**What to work on**:
Reproduce each line of the material below word for word, leaving out the pictures.

** Start Source data **

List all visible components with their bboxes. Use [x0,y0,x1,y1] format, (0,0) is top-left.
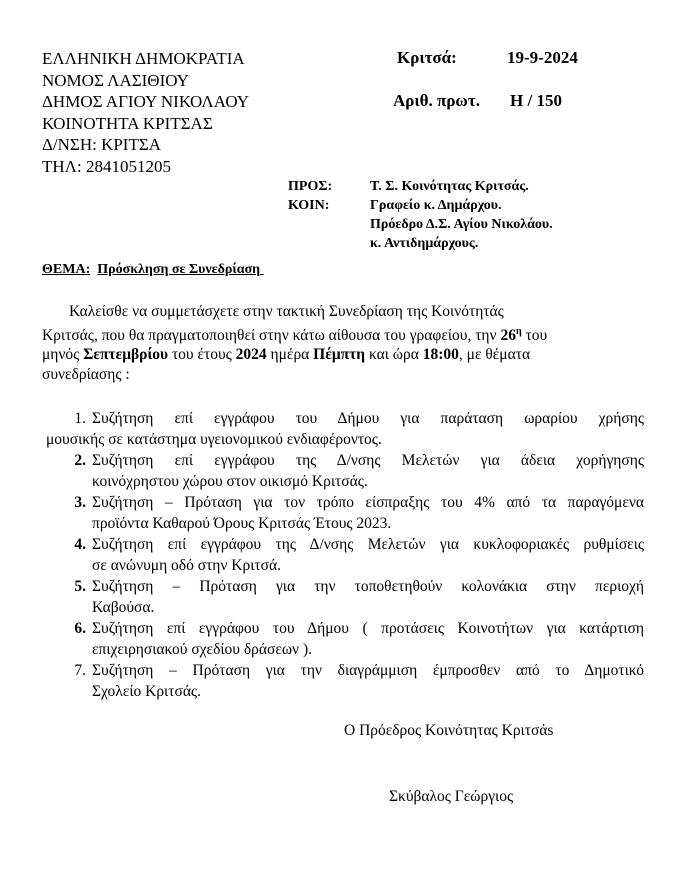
date-label: Κριτσά: [397,48,457,67]
sender-line-municipality: ΔΗΜΟΣ ΑΓΙΟΥ ΝΙΚΟΛΑΟΥ [42,92,250,111]
agenda-item-number: 4. [74,536,86,553]
agenda-item-text-cont: επιχειρησιακού σχεδίου δράσεων ). [92,641,312,658]
sender-line-phone: ΤΗΛ: 2841051205 [42,156,171,176]
body-line-3: μηνός Σεπτεμβρίου του έτους 2024 ημέρα Πέμπτη και ώρα 18:00, με θέματα [42,346,531,364]
agenda-item-1 [42,408,644,450]
agenda-item-text: Συζήτηση – Πρόταση για την τοποθετηθούν κολονάκια στην περιοχή [92,578,644,595]
cc-value-council-president: Πρόεδρο Δ.Σ. Αγίου Νικολάου. [370,217,553,232]
to-value: Τ. Σ. Κοινότητας Κριτσάς. [370,179,529,194]
agenda-item-number: 5. [74,578,86,595]
agenda-item-6 [42,618,644,660]
meeting-day-suffix: η [515,325,522,337]
agenda-item-number: 2. [74,452,86,469]
body-line-2: Κριτσάς, που θα πραγματοποιηθεί στην κάτω αίθουσα του γραφείου, την $26^\eta$ του [42,325,548,344]
signature-title: Ο Πρόεδρος Κοινότητας Κριτσάs [344,722,554,739]
protocol-value: Η / 150 [510,91,562,110]
agenda-item-text: Συζήτηση – Πρόταση για την διαγράμμιση έμπροσθεν από το Δημοτικό [92,662,644,679]
body-line-1: Καλείσθε να συμμετάσχετε στην τακτική Συνεδρίαση της Κοινότητάς [69,303,504,320]
subject-text: Πρόσκληση σε Συνεδρίαση [97,262,261,277]
agenda-item-number: 3. [74,494,86,511]
subject-label: ΘΕΜΑ [42,262,86,277]
agenda-item-text-cont: μουσικής σε κατάστημα υγειονομικού ενδιαφέροντος. [46,431,382,448]
agenda-item-number: 1. [74,410,86,427]
agenda-item-number: 6. [74,620,86,637]
meeting-day: 26 [500,326,516,344]
cc-label: ΚΟΙΝ: [288,198,330,213]
body-line-4: συνεδρίασης : [42,365,130,383]
agenda-item-text-cont: Καβούσα. [92,599,155,616]
meeting-weekday: Πέμπτη [313,346,366,364]
agenda-item-2 [42,450,644,492]
agenda-item-5 [42,576,644,618]
agenda-item-text: Συζήτηση επί εγγράφου της Δ/νσης Μελετών για κυκλοφοριακές ρυθμίσεις [92,536,644,553]
agenda-item-text: Συζήτηση επί εγγράφου της Δ/νσης Μελετών για άδεια χορήγησης [92,452,644,469]
agenda-item-text-cont: σε ανώνυμη οδό στην Κριτσά. [92,557,281,574]
agenda-item-4 [42,534,644,576]
signature-name: Σκύβαλος Γεώργιος [389,788,514,805]
sender-line-republic: ΕΛΛΗΝΙΚΗ ΔΗΜΟΚΡΑΤΙΑ [42,49,245,68]
protocol-label: Αριθ. πρωτ. [393,91,480,110]
meeting-time: 18:00 [422,346,459,364]
date-value: 19-9-2024 [507,48,578,67]
sender-line-address: Δ/ΝΣΗ: ΚΡΙΤΣΑ [42,135,162,154]
sender-line-prefecture: ΝΟΜΟΣ ΛΑΣΙΘΙΟΥ [42,70,189,90]
sender-block [42,48,249,177]
invitation-paragraph [42,302,642,384]
agenda-item-number: 7. [74,662,86,679]
agenda-item-text-cont: Σχολείο Κριτσάς. [92,683,201,700]
meeting-year: 2024 [235,346,267,364]
cc-value-deputy-mayors: κ. Αντιδημάρχους. [370,236,479,251]
subject-line: ΘΕΜΑ: Πρόσκληση σε Συνεδρίαση [42,262,261,277]
agenda-item-text: Συζήτηση επί εγγράφου του Δήμου ( προτάσεις Κοινοτήτων για κατάρτιση [92,620,644,637]
agenda-item-7 [42,660,644,702]
agenda-list [42,408,644,702]
meeting-month: Σεπτεμβρίου [83,346,169,364]
to-label: ΠΡΟΣ: [288,179,333,194]
agenda-item-text-cont: κοινόχρηστου χώρου στον οικισμό Κριτσάς. [92,473,368,490]
sender-line-community: ΚΟΙΝΟΤΗΤΑ ΚΡΙΤΣΑΣ [42,113,213,133]
agenda-item-text-cont: προϊόντα Καθαρού Όρους Κριτσάς Έτους 2023. [92,515,392,532]
agenda-item-text: Συζήτηση – Πρόταση για τον τρόπο είσπραξης του 4% από τα παραγόμενα [92,494,644,511]
agenda-item-3 [42,492,644,534]
cc-value-mayor: Γραφείο κ. Δημάρχου. [370,198,502,213]
agenda-item-text: Συζήτηση επί εγγράφου του Δήμου για παράταση ωραρίου χρήσης [92,410,644,427]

** End Source data **

**Solution to the problem**:
List all visible components with their bboxes. Use [x0,y0,x1,y1] format, (0,0) is top-left.
date-label: Κριτσά: [397,48,457,67]
sender-line-municipality: ΔΗΜΟΣ ΑΓΙΟΥ ΝΙΚΟΛΑΟΥ [42,92,250,111]
agenda-item-number: 4. [74,536,86,553]
agenda-item-text-cont: επιχειρησιακού σχεδίου δράσεων ). [92,641,312,658]
sender-line-phone: ΤΗΛ: 2841051205 [42,156,171,176]
body-line-3: μηνός Σεπτεμβρίου του έτους 2024 ημέρα Πέμπτη και ώρα 18:00, με θέματα [42,346,531,364]
agenda-item-1 [42,408,644,450]
agenda-item-text: Συζήτηση – Πρόταση για την τοποθετηθούν κολονάκια στην περιοχή [92,578,644,595]
cc-value-council-president: Πρόεδρο Δ.Σ. Αγίου Νικολάου. [370,217,553,232]
to-value: Τ. Σ. Κοινότητας Κριτσάς. [370,179,529,194]
agenda-item-number: 5. [74,578,86,595]
agenda-item-6 [42,618,644,660]
meeting-day-suffix: η [515,325,522,337]
agenda-item-number: 2. [74,452,86,469]
body-line-2: Κριτσάς, που θα πραγματοποιηθεί στην κάτω αίθουσα του γραφείου, την $26^\eta$ του [42,325,548,344]
signature-title: Ο Πρόεδρος Κοινότητας Κριτσάs [344,722,554,739]
protocol-value: Η / 150 [510,91,562,110]
agenda-item-text: Συζήτηση – Πρόταση για την διαγράμμιση έμπροσθεν από το Δημοτικό [92,662,644,679]
body-line-1: Καλείσθε να συμμετάσχετε στην τακτική Συνεδρίαση της Κοινότητάς [69,303,504,320]
subject-text: Πρόσκληση σε Συνεδρίαση [97,262,261,277]
agenda-item-number: 3. [74,494,86,511]
subject-label: ΘΕΜΑ [42,262,86,277]
agenda-item-text-cont: μουσικής σε κατάστημα υγειονομικού ενδιαφέροντος. [46,431,382,448]
agenda-item-number: 1. [74,410,86,427]
agenda-item-number: 6. [74,620,86,637]
meeting-day: 26 [500,326,516,344]
cc-label: ΚΟΙΝ: [288,198,330,213]
body-line-4: συνεδρίασης : [42,365,130,383]
agenda-item-text-cont: Καβούσα. [92,599,155,616]
meeting-weekday: Πέμπτη [313,346,366,364]
agenda-item-2 [42,450,644,492]
agenda-item-5 [42,576,644,618]
agenda-item-text: Συζήτηση επί εγγράφου της Δ/νσης Μελετών για κυκλοφοριακές ρυθμίσεις [92,536,644,553]
agenda-item-text: Συζήτηση επί εγγράφου της Δ/νσης Μελετών για άδεια χορήγησης [92,452,644,469]
agenda-item-text-cont: σε ανώνυμη οδό στην Κριτσά. [92,557,281,574]
agenda-item-4 [42,534,644,576]
signature-name: Σκύβαλος Γεώργιος [389,788,514,805]
sender-line-republic: ΕΛΛΗΝΙΚΗ ΔΗΜΟΚΡΑΤΙΑ [42,49,245,68]
protocol-label: Αριθ. πρωτ. [393,91,480,110]
meeting-time: 18:00 [422,346,459,364]
date-value: 19-9-2024 [507,48,578,67]
sender-line-address: Δ/ΝΣΗ: ΚΡΙΤΣΑ [42,135,162,154]
sender-line-prefecture: ΝΟΜΟΣ ΛΑΣΙΘΙΟΥ [42,70,189,90]
sender-block [42,48,249,177]
invitation-paragraph [42,302,642,384]
agenda-item-number: 7. [74,662,86,679]
agenda-item-text-cont: Σχολείο Κριτσάς. [92,683,201,700]
meeting-year: 2024 [235,346,267,364]
cc-value-deputy-mayors: κ. Αντιδημάρχους. [370,236,479,251]
subject-line: ΘΕΜΑ: Πρόσκληση σε Συνεδρίαση [42,262,261,277]
agenda-item-text: Συζήτηση επί εγγράφου του Δήμου ( προτάσεις Κοινοτήτων για κατάρτιση [92,620,644,637]
agenda-item-7 [42,660,644,702]
agenda-list [42,408,644,702]
meeting-month: Σεπτεμβρίου [83,346,169,364]
to-label: ΠΡΟΣ: [288,179,333,194]
agenda-item-text-cont: κοινόχρηστου χώρου στον οικισμό Κριτσάς. [92,473,368,490]
sender-line-community: ΚΟΙΝΟΤΗΤΑ ΚΡΙΤΣΑΣ [42,113,213,133]
agenda-item-text-cont: προϊόντα Καθαρού Όρους Κριτσάς Έτους 2023. [92,515,392,532]
agenda-item-text: Συζήτηση – Πρόταση για τον τρόπο είσπραξης του 4% από τα παραγόμενα [92,494,644,511]
agenda-item-3 [42,492,644,534]
cc-value-mayor: Γραφείο κ. Δημάρχου. [370,198,502,213]
agenda-item-text: Συζήτηση επί εγγράφου του Δήμου για παράταση ωραρίου χρήσης [92,410,644,427]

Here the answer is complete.